- **SUPPLIED RECORDS**:
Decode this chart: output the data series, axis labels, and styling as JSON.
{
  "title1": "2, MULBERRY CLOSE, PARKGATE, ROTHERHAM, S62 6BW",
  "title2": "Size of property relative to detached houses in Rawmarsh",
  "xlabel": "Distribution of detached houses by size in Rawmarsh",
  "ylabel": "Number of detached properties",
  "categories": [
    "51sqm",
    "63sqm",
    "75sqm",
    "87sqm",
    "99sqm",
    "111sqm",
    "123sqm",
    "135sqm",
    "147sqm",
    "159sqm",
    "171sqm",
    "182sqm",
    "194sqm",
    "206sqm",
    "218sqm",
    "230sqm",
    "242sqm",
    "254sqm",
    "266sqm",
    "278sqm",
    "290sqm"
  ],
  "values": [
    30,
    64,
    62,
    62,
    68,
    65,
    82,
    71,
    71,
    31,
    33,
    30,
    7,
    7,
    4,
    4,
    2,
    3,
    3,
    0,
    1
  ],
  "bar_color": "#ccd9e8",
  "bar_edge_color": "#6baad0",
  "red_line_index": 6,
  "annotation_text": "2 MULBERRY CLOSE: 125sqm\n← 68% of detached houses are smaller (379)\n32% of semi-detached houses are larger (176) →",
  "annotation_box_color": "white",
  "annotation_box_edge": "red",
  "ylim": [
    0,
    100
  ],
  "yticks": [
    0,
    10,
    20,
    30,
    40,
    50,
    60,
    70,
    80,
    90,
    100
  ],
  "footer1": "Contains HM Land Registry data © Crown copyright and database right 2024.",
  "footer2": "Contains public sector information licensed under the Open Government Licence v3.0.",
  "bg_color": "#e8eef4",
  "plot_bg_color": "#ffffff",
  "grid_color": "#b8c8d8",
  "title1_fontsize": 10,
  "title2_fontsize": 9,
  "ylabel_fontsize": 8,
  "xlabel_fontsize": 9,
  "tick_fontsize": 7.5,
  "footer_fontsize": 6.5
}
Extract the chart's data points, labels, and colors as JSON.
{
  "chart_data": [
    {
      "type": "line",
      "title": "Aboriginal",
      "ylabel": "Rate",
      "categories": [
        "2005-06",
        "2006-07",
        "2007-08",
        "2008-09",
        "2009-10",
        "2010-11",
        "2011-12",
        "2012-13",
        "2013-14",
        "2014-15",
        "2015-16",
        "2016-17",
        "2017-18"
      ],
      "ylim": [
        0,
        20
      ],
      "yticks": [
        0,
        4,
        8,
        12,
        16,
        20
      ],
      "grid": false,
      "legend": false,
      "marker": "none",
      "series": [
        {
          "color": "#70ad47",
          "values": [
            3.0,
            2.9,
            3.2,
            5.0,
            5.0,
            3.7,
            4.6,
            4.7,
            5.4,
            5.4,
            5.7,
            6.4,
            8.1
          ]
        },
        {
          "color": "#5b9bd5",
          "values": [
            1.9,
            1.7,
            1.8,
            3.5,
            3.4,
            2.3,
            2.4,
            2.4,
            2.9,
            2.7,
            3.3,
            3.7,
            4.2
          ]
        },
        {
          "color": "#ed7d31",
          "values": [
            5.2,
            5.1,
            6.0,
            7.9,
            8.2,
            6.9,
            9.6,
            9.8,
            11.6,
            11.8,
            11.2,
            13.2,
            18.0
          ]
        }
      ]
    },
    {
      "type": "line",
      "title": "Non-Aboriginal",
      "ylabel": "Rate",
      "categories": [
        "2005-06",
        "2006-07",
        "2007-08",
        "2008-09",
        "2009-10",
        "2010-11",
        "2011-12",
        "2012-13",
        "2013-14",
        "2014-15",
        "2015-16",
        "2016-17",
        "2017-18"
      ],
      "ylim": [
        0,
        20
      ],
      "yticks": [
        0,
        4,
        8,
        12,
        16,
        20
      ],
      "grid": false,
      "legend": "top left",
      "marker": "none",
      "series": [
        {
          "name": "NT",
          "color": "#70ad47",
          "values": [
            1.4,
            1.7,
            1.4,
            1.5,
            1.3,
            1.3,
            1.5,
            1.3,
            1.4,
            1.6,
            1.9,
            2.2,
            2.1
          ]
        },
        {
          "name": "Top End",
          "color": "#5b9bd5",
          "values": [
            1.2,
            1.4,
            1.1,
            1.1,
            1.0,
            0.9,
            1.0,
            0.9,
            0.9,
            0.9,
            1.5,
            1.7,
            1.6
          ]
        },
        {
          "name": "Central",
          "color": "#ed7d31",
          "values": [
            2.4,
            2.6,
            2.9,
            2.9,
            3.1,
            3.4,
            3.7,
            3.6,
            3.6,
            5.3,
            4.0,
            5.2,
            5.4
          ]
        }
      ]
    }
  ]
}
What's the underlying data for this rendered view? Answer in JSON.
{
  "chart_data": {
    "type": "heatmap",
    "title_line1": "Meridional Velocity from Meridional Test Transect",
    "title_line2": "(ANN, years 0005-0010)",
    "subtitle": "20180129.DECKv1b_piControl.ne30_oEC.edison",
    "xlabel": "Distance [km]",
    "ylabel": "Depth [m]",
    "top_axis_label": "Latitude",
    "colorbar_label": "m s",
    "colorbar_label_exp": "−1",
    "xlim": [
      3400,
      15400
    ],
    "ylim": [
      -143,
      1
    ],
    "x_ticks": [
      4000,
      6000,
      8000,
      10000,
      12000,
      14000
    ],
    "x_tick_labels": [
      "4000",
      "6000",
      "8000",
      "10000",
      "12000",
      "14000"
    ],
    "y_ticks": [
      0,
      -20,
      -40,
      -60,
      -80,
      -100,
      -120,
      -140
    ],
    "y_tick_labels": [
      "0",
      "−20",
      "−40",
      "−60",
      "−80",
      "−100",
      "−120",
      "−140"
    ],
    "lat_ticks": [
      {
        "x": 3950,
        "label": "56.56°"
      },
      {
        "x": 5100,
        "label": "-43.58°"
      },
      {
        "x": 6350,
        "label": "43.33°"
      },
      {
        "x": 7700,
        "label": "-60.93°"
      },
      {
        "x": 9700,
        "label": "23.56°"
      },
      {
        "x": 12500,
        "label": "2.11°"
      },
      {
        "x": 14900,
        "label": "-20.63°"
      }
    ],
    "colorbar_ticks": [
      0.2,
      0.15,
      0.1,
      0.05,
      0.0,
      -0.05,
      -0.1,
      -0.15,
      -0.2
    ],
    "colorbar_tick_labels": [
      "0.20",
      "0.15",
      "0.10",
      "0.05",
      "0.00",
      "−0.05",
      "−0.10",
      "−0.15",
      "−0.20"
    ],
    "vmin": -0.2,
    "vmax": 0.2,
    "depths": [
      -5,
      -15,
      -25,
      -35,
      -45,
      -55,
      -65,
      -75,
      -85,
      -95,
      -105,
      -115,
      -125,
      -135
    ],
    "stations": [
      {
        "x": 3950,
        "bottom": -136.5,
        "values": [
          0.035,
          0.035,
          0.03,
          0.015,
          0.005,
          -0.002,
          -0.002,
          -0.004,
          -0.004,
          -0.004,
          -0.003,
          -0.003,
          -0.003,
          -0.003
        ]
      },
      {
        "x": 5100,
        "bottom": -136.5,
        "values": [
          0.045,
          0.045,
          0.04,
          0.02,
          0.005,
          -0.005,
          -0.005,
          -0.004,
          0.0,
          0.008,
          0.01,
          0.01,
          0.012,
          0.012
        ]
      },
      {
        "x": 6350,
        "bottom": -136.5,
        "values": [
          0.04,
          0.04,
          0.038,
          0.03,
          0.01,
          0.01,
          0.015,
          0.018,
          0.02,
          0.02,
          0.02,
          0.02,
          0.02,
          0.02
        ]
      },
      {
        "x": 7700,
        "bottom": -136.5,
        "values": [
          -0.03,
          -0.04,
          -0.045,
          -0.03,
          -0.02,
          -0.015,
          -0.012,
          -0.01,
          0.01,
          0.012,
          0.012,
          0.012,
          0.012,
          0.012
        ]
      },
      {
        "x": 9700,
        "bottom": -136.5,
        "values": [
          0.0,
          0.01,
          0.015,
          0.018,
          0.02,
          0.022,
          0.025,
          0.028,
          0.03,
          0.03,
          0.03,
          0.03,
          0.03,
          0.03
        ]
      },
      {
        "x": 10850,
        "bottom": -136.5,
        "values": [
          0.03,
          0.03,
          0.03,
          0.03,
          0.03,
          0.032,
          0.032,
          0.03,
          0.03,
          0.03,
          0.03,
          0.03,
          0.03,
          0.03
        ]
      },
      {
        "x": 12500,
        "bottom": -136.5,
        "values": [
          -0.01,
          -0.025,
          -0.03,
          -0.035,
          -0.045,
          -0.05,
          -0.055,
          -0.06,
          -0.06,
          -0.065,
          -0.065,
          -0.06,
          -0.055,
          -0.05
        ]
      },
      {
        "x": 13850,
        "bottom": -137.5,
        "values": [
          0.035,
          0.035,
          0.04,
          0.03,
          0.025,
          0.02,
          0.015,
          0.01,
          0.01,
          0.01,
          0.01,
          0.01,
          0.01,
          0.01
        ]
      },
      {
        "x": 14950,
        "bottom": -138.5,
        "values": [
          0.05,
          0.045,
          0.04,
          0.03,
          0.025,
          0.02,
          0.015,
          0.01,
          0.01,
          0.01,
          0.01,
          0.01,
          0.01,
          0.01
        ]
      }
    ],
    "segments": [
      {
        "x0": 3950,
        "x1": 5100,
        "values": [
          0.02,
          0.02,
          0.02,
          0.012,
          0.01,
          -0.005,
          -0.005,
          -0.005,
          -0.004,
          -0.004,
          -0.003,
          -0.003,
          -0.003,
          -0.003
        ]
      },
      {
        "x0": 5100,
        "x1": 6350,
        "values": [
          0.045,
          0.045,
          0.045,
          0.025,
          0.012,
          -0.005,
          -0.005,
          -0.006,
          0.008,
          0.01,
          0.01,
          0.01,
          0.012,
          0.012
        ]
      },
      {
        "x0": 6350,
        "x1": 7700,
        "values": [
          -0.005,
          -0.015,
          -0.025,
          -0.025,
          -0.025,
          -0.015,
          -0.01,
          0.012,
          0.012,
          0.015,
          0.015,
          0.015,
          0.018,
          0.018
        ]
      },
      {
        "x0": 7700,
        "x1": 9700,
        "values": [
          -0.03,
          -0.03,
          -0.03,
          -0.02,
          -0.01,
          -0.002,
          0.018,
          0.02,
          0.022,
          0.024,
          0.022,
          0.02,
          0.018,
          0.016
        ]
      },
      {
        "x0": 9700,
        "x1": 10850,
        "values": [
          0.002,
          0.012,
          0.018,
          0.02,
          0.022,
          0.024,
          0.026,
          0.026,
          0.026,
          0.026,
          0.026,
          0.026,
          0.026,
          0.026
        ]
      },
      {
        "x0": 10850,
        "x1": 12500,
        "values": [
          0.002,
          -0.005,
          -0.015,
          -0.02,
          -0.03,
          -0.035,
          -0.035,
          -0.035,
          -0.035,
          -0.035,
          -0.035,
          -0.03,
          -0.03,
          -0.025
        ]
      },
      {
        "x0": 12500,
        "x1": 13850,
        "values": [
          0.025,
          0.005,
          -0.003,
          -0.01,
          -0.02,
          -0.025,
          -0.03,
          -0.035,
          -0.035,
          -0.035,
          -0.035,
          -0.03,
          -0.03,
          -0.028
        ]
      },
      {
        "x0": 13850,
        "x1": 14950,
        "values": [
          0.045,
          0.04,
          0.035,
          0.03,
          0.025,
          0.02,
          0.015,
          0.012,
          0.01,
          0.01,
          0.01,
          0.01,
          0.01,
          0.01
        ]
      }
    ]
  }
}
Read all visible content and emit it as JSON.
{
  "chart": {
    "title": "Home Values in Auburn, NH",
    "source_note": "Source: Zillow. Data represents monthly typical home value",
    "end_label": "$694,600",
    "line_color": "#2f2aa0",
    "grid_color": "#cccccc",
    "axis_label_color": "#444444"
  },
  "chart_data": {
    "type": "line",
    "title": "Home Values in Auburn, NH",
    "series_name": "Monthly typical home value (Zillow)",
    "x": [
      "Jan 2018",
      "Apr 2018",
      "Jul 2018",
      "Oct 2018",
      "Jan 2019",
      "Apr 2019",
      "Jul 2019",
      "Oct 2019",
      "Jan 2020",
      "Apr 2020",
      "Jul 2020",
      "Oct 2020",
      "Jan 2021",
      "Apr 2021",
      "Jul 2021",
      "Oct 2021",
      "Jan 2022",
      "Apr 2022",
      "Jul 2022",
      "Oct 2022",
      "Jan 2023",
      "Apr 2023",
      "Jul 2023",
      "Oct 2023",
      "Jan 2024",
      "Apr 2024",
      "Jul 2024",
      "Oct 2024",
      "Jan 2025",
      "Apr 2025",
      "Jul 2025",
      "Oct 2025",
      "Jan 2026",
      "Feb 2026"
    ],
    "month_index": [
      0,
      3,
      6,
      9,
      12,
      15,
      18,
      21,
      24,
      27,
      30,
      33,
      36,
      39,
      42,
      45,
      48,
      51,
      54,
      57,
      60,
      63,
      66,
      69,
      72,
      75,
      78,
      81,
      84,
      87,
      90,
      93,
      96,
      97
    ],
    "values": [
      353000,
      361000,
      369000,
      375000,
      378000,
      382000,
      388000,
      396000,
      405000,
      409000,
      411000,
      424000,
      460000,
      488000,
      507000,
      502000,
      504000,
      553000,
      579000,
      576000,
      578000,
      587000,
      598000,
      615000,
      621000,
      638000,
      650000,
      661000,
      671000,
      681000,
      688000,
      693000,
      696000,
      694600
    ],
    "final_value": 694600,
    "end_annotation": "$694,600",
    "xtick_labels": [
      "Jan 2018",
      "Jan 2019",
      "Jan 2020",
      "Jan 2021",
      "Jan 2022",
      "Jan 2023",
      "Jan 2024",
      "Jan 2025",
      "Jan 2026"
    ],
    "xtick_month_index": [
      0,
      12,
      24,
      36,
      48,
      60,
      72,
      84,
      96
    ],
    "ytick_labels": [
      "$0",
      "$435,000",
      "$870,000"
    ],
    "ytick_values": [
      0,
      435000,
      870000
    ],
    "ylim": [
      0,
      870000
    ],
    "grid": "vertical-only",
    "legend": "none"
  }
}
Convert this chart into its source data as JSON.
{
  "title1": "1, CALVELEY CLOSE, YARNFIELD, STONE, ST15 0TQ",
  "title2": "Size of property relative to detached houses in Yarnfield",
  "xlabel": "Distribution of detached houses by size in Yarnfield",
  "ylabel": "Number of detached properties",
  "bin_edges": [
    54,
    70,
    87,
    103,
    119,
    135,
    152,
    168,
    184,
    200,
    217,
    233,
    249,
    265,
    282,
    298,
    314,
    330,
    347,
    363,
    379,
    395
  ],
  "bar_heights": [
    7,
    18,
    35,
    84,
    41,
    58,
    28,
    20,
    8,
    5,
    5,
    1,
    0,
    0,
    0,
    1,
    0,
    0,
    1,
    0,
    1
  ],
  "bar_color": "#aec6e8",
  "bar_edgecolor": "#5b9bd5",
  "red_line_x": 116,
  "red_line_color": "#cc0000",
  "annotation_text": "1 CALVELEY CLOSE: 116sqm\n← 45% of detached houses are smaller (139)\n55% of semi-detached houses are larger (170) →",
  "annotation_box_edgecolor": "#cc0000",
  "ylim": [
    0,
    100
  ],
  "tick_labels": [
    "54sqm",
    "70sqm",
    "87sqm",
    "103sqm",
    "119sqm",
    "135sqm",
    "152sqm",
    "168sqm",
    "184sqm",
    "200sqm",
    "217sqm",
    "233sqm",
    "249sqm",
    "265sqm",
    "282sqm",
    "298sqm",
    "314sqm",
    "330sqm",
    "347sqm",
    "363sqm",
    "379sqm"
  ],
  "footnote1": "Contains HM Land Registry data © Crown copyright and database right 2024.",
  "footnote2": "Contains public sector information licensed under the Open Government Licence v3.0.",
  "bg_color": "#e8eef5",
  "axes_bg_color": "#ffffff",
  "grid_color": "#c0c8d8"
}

- **WHAT TO WORK ON**: Quote, without any change, each line from the one that contains "Convert this chart" through the end of the material.

- **SOLUTION BELOW**:
Convert this chart into its source data as JSON.
{
  "title1": "1, CALVELEY CLOSE, YARNFIELD, STONE, ST15 0TQ",
  "title2": "Size of property relative to detached houses in Yarnfield",
  "xlabel": "Distribution of detached houses by size in Yarnfield",
  "ylabel": "Number of detached properties",
  "bin_edges": [
    54,
    70,
    87,
    103,
    119,
    135,
    152,
    168,
    184,
    200,
    217,
    233,
    249,
    265,
    282,
    298,
    314,
    330,
    347,
    363,
    379,
    395
  ],
  "bar_heights": [
    7,
    18,
    35,
    84,
    41,
    58,
    28,
    20,
    8,
    5,
    5,
    1,
    0,
    0,
    0,
    1,
    0,
    0,
    1,
    0,
    1
  ],
  "bar_color": "#aec6e8",
  "bar_edgecolor": "#5b9bd5",
  "red_line_x": 116,
  "red_line_color": "#cc0000",
  "annotation_text": "1 CALVELEY CLOSE: 116sqm\n← 45% of detached houses are smaller (139)\n55% of semi-detached houses are larger (170) →",
  "annotation_box_edgecolor": "#cc0000",
  "ylim": [
    0,
    100
  ],
  "tick_labels": [
    "54sqm",
    "70sqm",
    "87sqm",
    "103sqm",
    "119sqm",
    "135sqm",
    "152sqm",
    "168sqm",
    "184sqm",
    "200sqm",
    "217sqm",
    "233sqm",
    "249sqm",
    "265sqm",
    "282sqm",
    "298sqm",
    "314sqm",
    "330sqm",
    "347sqm",
    "363sqm",
    "379sqm"
  ],
  "footnote1": "Contains HM Land Registry data © Crown copyright and database right 2024.",
  "footnote2": "Contains public sector information licensed under the Open Government Licence v3.0.",
  "bg_color": "#e8eef5",
  "axes_bg_color": "#ffffff",
  "grid_color": "#c0c8d8"
}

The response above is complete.